THE TASK: All entries must be repeated exactly; do not include the pictures.

(Data listing)
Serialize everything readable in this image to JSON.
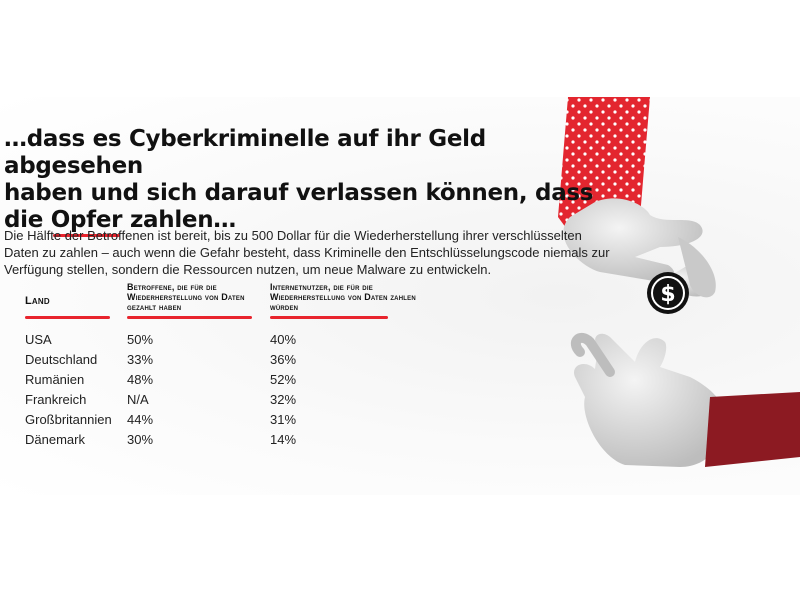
{
  "headline": {
    "line1": "…dass es Cyberkriminelle auf ihr Geld abgesehen",
    "line2": "haben und sich darauf verlassen können, dass",
    "line3_pre": "die ",
    "line3_underlined": "Opfer",
    "line3_post": " zahlen…"
  },
  "intro": "Die Hälfte der Betroffenen ist bereit, bis zu 500 Dollar für die Wiederherstellung ihrer verschlüsselten Daten zu zahlen – auch wenn die Gefahr besteht, dass Kriminelle den Entschlüsselungscode niemals zur Verfügung stellen, sondern die Ressourcen nutzen, um neue Malware zu entwickeln.",
  "table": {
    "headers": {
      "land": "Land",
      "paid": "Betroffene, die für die Wiederherstellung von Daten gezahlt haben",
      "would_pay": "Internetnutzer, die für die Wiederherstellung von Daten zahlen würden"
    },
    "rows": [
      {
        "land": "USA",
        "paid": "50%",
        "would_pay": "40%"
      },
      {
        "land": "Deutschland",
        "paid": "33%",
        "would_pay": "36%"
      },
      {
        "land": "Rumänien",
        "paid": "48%",
        "would_pay": "52%"
      },
      {
        "land": "Frankreich",
        "paid": "N/A",
        "would_pay": "32%"
      },
      {
        "land": "Großbritannien",
        "paid": "44%",
        "would_pay": "31%"
      },
      {
        "land": "Dänemark",
        "paid": "30%",
        "would_pay": "14%"
      }
    ]
  },
  "illustration": {
    "coin_symbol": "$",
    "icons": [
      "hand-with-coin-icon",
      "receiving-hand-icon",
      "dollar-coin-icon"
    ],
    "colors": {
      "accent": "#e8242d",
      "sleeve_dark": "#8c1a22",
      "glove": "#dcdcdc"
    }
  }
}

RESPONSE BELOW:
Serialize everything readable in this image to JSON.
{
  "headline": {
    "line1": "…dass es Cyberkriminelle auf ihr Geld abgesehen",
    "line2": "haben und sich darauf verlassen können, dass",
    "line3_pre": "die ",
    "line3_underlined": "Opfer",
    "line3_post": " zahlen…"
  },
  "intro": "Die Hälfte der Betroffenen ist bereit, bis zu 500 Dollar für die Wiederherstellung ihrer verschlüsselten Daten zu zahlen – auch wenn die Gefahr besteht, dass Kriminelle den Entschlüsselungscode niemals zur Verfügung stellen, sondern die Ressourcen nutzen, um neue Malware zu entwickeln.",
  "table": {
    "headers": {
      "land": "Land",
      "paid": "Betroffene, die für die Wiederherstellung von Daten gezahlt haben",
      "would_pay": "Internetnutzer, die für die Wiederherstellung von Daten zahlen würden"
    },
    "rows": [
      {
        "land": "USA",
        "paid": "50%",
        "would_pay": "40%"
      },
      {
        "land": "Deutschland",
        "paid": "33%",
        "would_pay": "36%"
      },
      {
        "land": "Rumänien",
        "paid": "48%",
        "would_pay": "52%"
      },
      {
        "land": "Frankreich",
        "paid": "N/A",
        "would_pay": "32%"
      },
      {
        "land": "Großbritannien",
        "paid": "44%",
        "would_pay": "31%"
      },
      {
        "land": "Dänemark",
        "paid": "30%",
        "would_pay": "14%"
      }
    ]
  },
  "illustration": {
    "coin_symbol": "$",
    "icons": [
      "hand-with-coin-icon",
      "receiving-hand-icon",
      "dollar-coin-icon"
    ],
    "colors": {
      "accent": "#e8242d",
      "sleeve_dark": "#8c1a22",
      "glove": "#dcdcdc"
    }
  }
}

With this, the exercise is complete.